Instructions to follow: Output all lines exactly.

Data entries
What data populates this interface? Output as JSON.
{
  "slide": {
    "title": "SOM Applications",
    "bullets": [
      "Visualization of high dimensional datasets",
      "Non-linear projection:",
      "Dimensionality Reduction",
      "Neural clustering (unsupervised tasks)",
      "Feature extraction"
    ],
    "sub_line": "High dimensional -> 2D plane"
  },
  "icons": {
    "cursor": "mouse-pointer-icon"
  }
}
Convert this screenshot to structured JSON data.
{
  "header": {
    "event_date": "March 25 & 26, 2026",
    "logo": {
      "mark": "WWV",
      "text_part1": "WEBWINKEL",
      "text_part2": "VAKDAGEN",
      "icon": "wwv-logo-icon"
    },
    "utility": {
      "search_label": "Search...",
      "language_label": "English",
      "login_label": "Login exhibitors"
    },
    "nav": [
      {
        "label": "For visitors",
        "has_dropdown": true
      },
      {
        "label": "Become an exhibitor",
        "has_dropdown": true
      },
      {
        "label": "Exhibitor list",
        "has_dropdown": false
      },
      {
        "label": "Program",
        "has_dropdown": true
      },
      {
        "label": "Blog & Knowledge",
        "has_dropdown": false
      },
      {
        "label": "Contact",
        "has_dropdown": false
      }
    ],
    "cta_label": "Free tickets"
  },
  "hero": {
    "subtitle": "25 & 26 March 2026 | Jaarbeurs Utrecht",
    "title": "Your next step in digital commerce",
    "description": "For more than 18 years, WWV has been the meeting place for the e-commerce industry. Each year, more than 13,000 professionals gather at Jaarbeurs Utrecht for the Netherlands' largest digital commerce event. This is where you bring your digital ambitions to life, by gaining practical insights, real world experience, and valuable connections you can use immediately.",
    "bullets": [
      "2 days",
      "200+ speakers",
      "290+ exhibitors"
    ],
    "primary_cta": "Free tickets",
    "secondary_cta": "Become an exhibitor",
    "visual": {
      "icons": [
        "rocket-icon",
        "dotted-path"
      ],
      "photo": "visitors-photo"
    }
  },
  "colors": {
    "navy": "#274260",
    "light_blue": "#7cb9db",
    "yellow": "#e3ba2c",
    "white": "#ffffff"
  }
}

The reply:
What data populates this interface? Output as JSON.
{
  "slide": {
    "title": "SOM Applications",
    "bullets": [
      "Visualization of high dimensional datasets",
      "Non-linear projection:",
      "Dimensionality Reduction",
      "Neural clustering (unsupervised tasks)",
      "Feature extraction"
    ],
    "sub_line": "High dimensional -> 2D plane"
  },
  "icons": {
    "cursor": "mouse-pointer-icon"
  }
}
Convert this screenshot to structured JSON data.
{
  "header": {
    "event_date": "March 25 & 26, 2026",
    "logo": {
      "mark": "WWV",
      "text_part1": "WEBWINKEL",
      "text_part2": "VAKDAGEN",
      "icon": "wwv-logo-icon"
    },
    "utility": {
      "search_label": "Search...",
      "language_label": "English",
      "login_label": "Login exhibitors"
    },
    "nav": [
      {
        "label": "For visitors",
        "has_dropdown": true
      },
      {
        "label": "Become an exhibitor",
        "has_dropdown": true
      },
      {
        "label": "Exhibitor list",
        "has_dropdown": false
      },
      {
        "label": "Program",
        "has_dropdown": true
      },
      {
        "label": "Blog & Knowledge",
        "has_dropdown": false
      },
      {
        "label": "Contact",
        "has_dropdown": false
      }
    ],
    "cta_label": "Free tickets"
  },
  "hero": {
    "subtitle": "25 & 26 March 2026 | Jaarbeurs Utrecht",
    "title": "Your next step in digital commerce",
    "description": "For more than 18 years, WWV has been the meeting place for the e-commerce industry. Each year, more than 13,000 professionals gather at Jaarbeurs Utrecht for the Netherlands' largest digital commerce event. This is where you bring your digital ambitions to life, by gaining practical insights, real world experience, and valuable connections you can use immediately.",
    "bullets": [
      "2 days",
      "200+ speakers",
      "290+ exhibitors"
    ],
    "primary_cta": "Free tickets",
    "secondary_cta": "Become an exhibitor",
    "visual": {
      "icons": [
        "rocket-icon",
        "dotted-path"
      ],
      "photo": "visitors-photo"
    }
  },
  "colors": {
    "navy": "#274260",
    "light_blue": "#7cb9db",
    "yellow": "#e3ba2c",
    "white": "#ffffff"
  }
}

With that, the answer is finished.